Directions for this task. Tally the lines that include "text". Output the number only.
* begin *
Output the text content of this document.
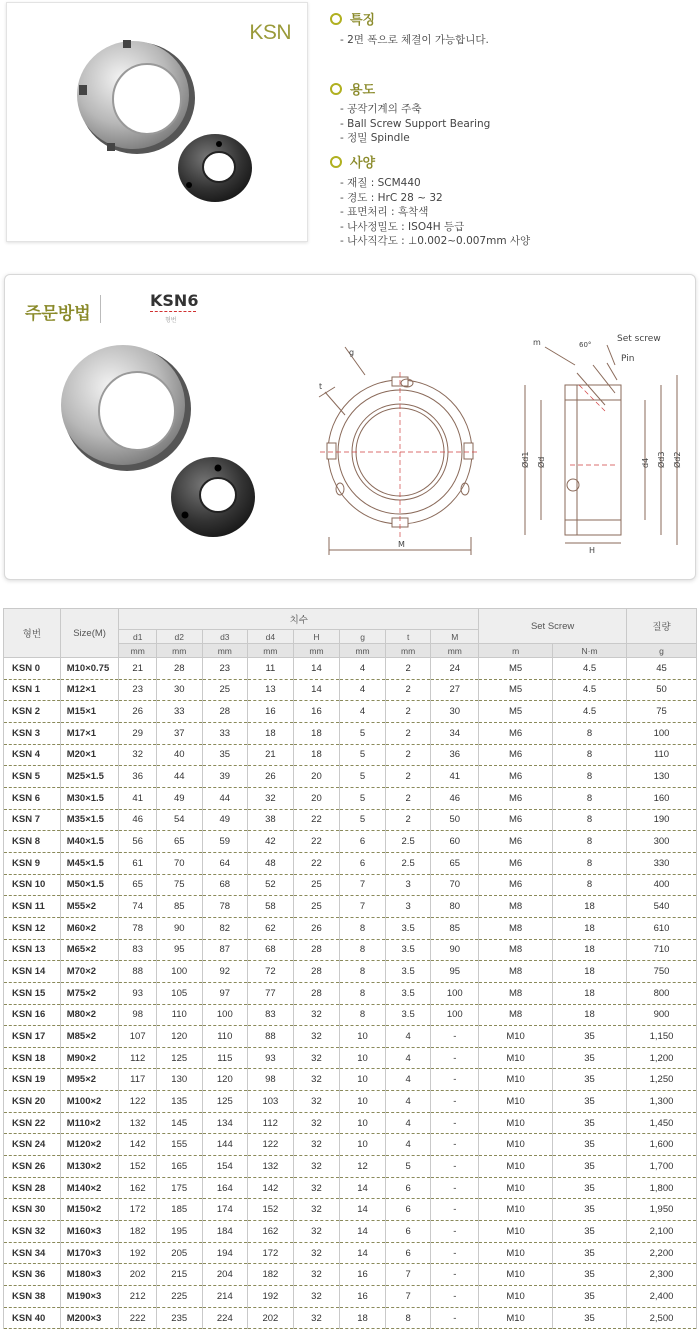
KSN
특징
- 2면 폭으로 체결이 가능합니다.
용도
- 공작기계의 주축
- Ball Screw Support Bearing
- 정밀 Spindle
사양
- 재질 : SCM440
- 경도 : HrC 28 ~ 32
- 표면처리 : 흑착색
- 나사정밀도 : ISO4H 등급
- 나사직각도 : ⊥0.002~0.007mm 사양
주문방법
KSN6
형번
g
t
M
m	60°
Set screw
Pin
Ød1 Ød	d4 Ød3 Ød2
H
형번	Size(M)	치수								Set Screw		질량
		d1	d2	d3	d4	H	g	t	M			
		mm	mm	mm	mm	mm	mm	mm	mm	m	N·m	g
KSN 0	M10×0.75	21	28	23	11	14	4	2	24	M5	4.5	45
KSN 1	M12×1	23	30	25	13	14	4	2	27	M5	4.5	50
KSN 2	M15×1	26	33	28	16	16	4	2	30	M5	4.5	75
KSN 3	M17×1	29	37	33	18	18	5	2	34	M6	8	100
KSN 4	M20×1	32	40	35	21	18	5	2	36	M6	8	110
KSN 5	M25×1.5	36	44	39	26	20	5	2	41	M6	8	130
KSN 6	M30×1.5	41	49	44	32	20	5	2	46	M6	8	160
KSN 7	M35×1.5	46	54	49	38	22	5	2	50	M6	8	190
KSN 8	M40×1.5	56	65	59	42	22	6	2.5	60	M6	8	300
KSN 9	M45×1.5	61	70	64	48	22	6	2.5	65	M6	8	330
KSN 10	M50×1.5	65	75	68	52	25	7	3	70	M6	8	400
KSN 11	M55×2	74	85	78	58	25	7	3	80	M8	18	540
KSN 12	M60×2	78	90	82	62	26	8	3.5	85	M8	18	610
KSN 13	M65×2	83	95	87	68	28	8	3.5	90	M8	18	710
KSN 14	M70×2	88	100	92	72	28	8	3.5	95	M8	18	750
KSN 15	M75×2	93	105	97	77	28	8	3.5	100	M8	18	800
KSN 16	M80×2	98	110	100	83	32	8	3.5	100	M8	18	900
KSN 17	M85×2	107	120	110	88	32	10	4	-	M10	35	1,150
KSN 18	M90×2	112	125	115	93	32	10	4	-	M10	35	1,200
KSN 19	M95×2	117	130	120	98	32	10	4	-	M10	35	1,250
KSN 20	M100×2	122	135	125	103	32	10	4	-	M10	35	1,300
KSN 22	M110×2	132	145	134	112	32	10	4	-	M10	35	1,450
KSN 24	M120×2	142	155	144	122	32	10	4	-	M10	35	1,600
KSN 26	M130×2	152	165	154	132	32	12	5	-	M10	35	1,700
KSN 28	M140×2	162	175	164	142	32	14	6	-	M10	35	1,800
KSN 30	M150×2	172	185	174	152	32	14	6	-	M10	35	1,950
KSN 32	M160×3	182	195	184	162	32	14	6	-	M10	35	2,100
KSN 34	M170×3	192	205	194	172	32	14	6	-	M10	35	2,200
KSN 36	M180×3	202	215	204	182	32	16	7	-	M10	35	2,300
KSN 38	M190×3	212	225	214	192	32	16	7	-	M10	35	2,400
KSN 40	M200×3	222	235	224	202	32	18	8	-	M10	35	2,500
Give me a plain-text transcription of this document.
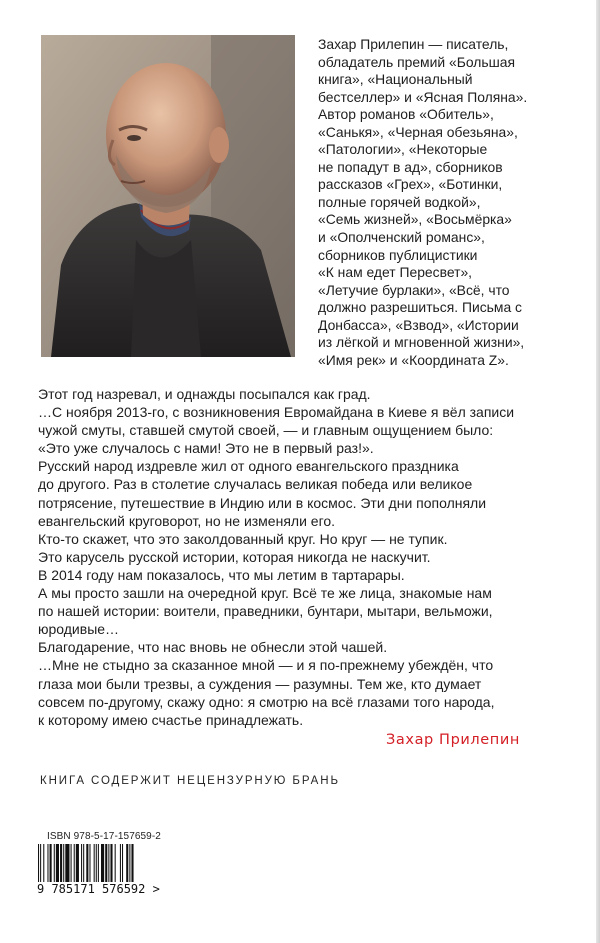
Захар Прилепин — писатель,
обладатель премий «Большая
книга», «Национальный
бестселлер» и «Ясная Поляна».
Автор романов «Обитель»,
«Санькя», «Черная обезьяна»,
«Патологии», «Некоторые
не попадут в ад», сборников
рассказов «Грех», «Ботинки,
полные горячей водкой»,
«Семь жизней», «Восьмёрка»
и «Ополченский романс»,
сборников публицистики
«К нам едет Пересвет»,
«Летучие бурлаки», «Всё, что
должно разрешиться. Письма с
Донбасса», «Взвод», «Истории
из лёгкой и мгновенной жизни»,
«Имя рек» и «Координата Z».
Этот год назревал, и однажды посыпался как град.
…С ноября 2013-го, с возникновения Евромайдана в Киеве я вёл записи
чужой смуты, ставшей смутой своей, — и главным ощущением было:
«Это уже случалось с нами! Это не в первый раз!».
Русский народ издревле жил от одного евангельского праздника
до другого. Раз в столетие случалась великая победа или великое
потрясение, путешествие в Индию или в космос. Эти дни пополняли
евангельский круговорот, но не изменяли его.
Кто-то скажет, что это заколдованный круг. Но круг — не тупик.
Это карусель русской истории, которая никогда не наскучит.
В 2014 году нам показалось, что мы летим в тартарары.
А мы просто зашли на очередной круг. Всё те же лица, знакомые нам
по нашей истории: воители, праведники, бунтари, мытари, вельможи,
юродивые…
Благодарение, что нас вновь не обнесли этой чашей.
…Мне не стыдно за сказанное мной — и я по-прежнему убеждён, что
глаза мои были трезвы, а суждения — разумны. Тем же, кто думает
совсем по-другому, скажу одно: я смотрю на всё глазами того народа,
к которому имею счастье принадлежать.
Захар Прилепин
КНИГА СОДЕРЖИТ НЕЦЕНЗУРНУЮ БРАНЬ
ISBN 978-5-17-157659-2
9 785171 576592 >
* end *
* begin *
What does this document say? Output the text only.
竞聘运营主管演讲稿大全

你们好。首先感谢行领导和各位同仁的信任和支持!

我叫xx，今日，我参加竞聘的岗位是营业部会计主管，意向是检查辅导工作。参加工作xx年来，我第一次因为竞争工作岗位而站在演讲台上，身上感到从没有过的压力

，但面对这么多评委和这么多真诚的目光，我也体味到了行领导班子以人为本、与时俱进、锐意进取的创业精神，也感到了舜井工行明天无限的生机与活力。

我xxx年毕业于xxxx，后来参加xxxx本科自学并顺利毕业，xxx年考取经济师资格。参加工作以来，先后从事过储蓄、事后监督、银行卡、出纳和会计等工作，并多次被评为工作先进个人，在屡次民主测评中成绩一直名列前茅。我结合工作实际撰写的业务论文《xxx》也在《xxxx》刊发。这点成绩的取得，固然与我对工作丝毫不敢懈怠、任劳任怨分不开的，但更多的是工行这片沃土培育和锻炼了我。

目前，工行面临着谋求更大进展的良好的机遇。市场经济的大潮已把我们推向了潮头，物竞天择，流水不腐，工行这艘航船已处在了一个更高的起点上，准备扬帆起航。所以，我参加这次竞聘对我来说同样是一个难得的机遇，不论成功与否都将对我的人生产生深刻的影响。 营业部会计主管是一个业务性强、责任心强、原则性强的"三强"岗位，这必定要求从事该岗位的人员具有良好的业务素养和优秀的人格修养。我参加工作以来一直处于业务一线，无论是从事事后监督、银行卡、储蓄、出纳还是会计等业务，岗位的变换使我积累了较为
* end *
Solution for this task. 3